Aim of the exercise:
From the material below, list every line containing "screws".
....
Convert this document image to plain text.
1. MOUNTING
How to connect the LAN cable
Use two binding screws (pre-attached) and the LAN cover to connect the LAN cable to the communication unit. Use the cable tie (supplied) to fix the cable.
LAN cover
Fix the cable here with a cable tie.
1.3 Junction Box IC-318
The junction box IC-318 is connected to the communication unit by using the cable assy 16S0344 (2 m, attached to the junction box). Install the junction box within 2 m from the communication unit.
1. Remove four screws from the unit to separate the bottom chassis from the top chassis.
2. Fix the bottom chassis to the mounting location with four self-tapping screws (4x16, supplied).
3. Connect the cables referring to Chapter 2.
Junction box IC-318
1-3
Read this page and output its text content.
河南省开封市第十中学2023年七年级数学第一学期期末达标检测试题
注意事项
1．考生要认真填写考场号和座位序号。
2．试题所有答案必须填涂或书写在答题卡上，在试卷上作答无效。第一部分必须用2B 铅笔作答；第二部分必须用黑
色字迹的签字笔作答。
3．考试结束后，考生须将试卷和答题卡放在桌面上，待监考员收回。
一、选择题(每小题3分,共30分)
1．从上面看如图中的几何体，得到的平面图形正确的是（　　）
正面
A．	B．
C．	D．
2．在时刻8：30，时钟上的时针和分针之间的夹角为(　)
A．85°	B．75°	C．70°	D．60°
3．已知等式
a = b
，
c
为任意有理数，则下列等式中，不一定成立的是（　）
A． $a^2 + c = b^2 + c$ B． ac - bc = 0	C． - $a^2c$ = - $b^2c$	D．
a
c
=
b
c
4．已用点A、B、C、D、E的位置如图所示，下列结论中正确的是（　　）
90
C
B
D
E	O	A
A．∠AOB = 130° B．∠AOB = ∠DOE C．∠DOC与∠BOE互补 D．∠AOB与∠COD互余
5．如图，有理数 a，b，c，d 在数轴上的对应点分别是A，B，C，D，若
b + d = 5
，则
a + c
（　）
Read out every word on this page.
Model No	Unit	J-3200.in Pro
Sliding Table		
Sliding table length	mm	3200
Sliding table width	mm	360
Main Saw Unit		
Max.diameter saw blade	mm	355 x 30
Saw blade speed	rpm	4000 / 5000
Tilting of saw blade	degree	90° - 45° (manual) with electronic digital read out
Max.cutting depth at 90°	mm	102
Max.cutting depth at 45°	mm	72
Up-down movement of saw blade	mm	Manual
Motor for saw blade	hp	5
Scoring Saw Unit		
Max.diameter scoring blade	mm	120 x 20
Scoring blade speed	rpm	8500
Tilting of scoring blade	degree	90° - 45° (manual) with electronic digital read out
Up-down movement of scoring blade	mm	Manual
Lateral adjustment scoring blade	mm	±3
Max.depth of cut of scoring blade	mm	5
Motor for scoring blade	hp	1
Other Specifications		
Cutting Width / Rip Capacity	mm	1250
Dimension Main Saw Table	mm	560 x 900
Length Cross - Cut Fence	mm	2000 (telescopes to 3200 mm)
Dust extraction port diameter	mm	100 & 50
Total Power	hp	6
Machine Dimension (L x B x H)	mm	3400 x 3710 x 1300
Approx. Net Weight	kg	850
....
Correct answer:
Use two binding screws (pre-attached) and the LAN cover to connect the LAN cable to the communication unit. Use the cable tie (supplied) to fix the cable.
1. Remove four screws from the unit to separate the bottom chassis from the top chassis.
2. Fix the bottom chassis to the mounting location with four self-tapping screws (4x16, supplied).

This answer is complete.